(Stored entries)
--------------------------------
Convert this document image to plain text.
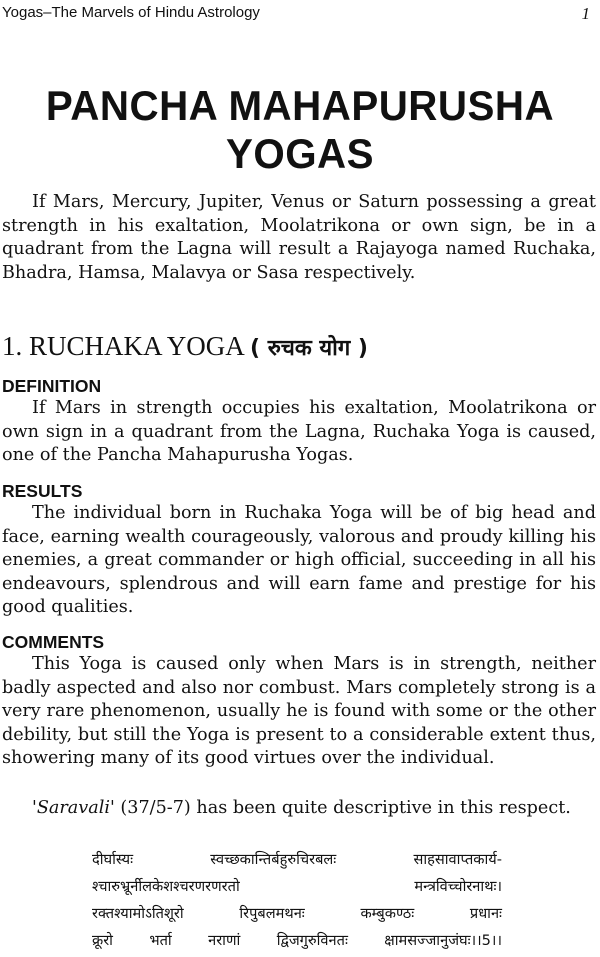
Yogas–The Marvels of Hindu Astrology	1
PANCHA MAHAPURUSHA
YOGAS

If Mars, Mercury, Jupiter, Venus or Saturn possessing a great strength in his exaltation, Moolatrikona or own sign, be in a quadrant from the Lagna will result a Rajayoga named Ruchaka, Bhadra, Hamsa, Malavya or Sasa respectively.

1. RUCHAKA YOGA ( रुचक योग )
DEFINITION

If Mars in strength occupies his exaltation, Moolatrikona or own sign in a quadrant from the Lagna, Ruchaka Yoga is caused, one of the Pancha Mahapurusha Yogas.

RESULTS

The individual born in Ruchaka Yoga will be of big head and face, earning wealth courageously, valorous and proudy killing his enemies, a great commander or high official, succeeding in all his endeavours, splendrous and will earn fame and prestige for his good qualities.

COMMENTS

This Yoga is caused only when Mars is in strength, neither badly aspected and also nor combust. Mars completely strong is a very rare phenomenon, usually he is found with some or the other debility, but still the Yoga is present to a considerable extent thus, showering many of its good virtues over the individual.

'Saravali' (37/5-7) has been quite descriptive in this respect.

दीर्घास्यः	स्वच्छकान्तिर्बहुरुचिरबलः	साहसावाप्तकार्य-
श्चारुभ्रूर्नीलकेशश्चरणरणरतो	मन्त्रविच्चोरनाथः।
रक्तश्यामोऽतिशूरो	रिपुबलमथनः	कम्बुकण्ठः	प्रधानः
क्रूरो भर्ता नराणां द्विजगुरुविनतः क्षामसज्जानुजंघः।।5।।
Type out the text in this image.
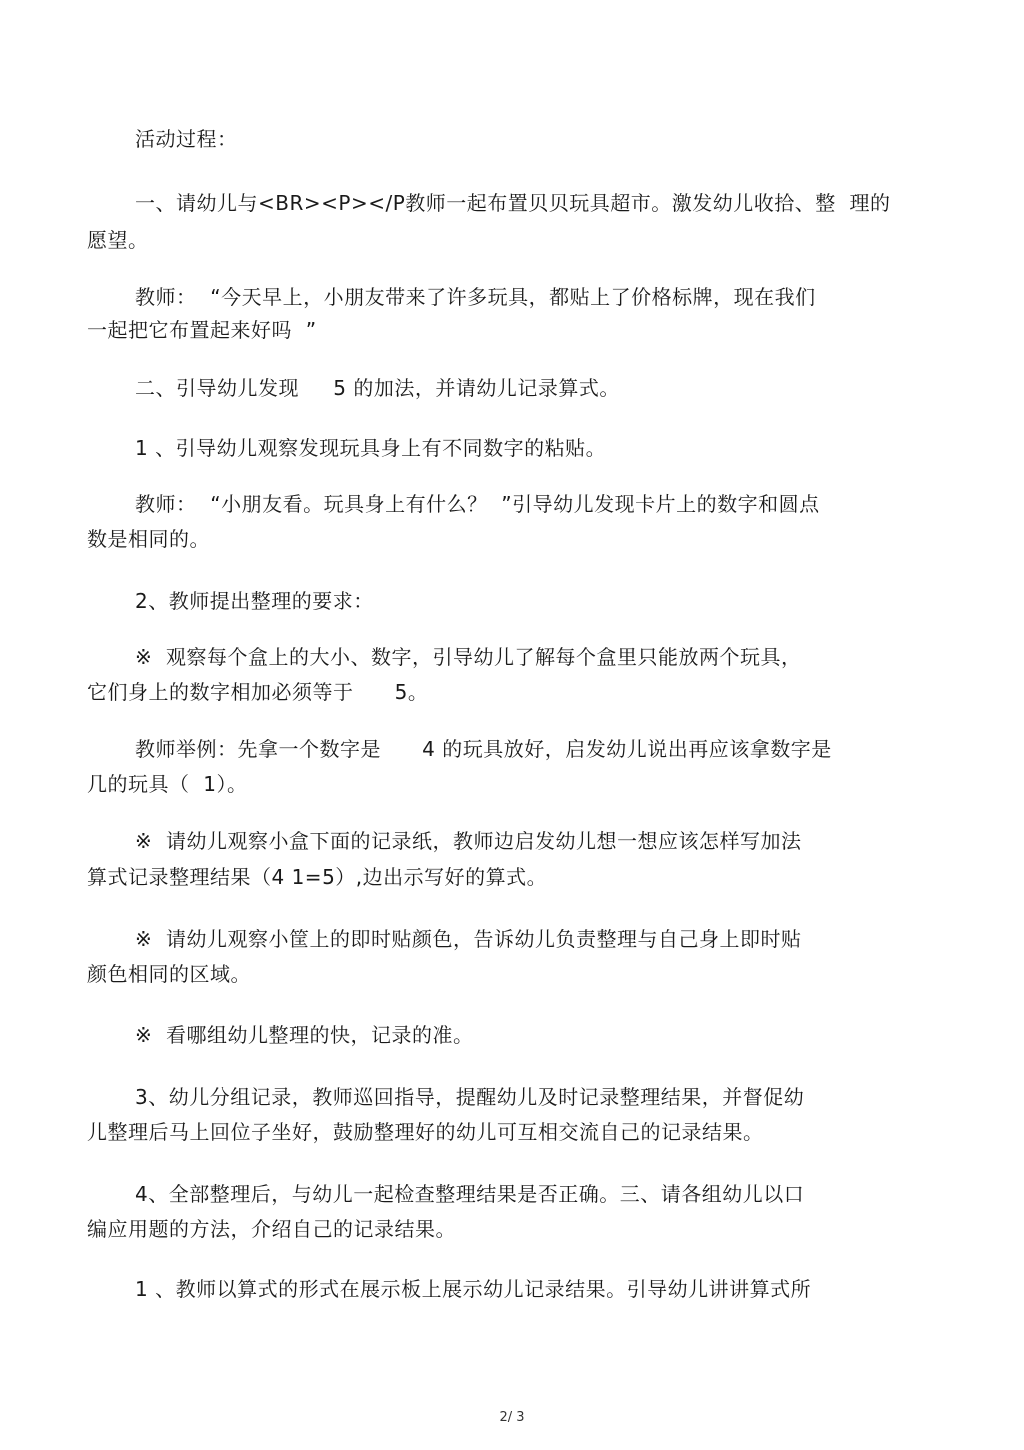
活动过程：
一、请幼儿与<BR><P></P教师一起布置贝贝玩具超市。激发幼儿收拾、整  理的
愿望。
教师：  “今天早上，小朋友带来了许多玩具，都贴上了价格标牌，现在我们
一起把它布置起来好吗  ”
二、引导幼儿发现     5 的加法，并请幼儿记录算式。
1 、引导幼儿观察发现玩具身上有不同数字的粘贴。
教师：  “小朋友看。玩具身上有什么？  ”引导幼儿发现卡片上的数字和圆点
数是相同的。
2、教师提出整理的要求：
※  观察每个盒上的大小、数字，引导幼儿了解每个盒里只能放两个玩具，
它们身上的数字相加必须等于      5。
教师举例：先拿一个数字是      4 的玩具放好，启发幼儿说出再应该拿数字是
几的玩具（  1）。
※  请幼儿观察小盒下面的记录纸，教师边启发幼儿想一想应该怎样写加法
算式记录整理结果（4 1=5）,边出示写好的算式。
※  请幼儿观察小筐上的即时贴颜色，告诉幼儿负责整理与自己身上即时贴
颜色相同的区域。
※  看哪组幼儿整理的快，记录的准。
3、幼儿分组记录，教师巡回指导，提醒幼儿及时记录整理结果，并督促幼
儿整理后马上回位子坐好，鼓励整理好的幼儿可互相交流自己的记录结果。
4、全部整理后，与幼儿一起检查整理结果是否正确。三、请各组幼儿以口
编应用题的方法，介绍自己的记录结果。
1 、教师以算式的形式在展示板上展示幼儿记录结果。引导幼儿讲讲算式所
2/ 3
--------------------------------
Check each line of the records for the word "exaltation" and extract those that contain it.

#### Response
If Mars, Mercury, Jupiter, Venus or Saturn possessing a great strength in his exaltation, Moolatrikona or own sign, be in a quadrant from the Lagna will result a Rajayoga named Ruchaka, Bhadra, Hamsa, Malavya or Sasa respectively.
If Mars in strength occupies his exaltation, Moolatrikona or own sign in a quadrant from the Lagna, Ruchaka Yoga is caused, one of the Pancha Mahapurusha Yogas.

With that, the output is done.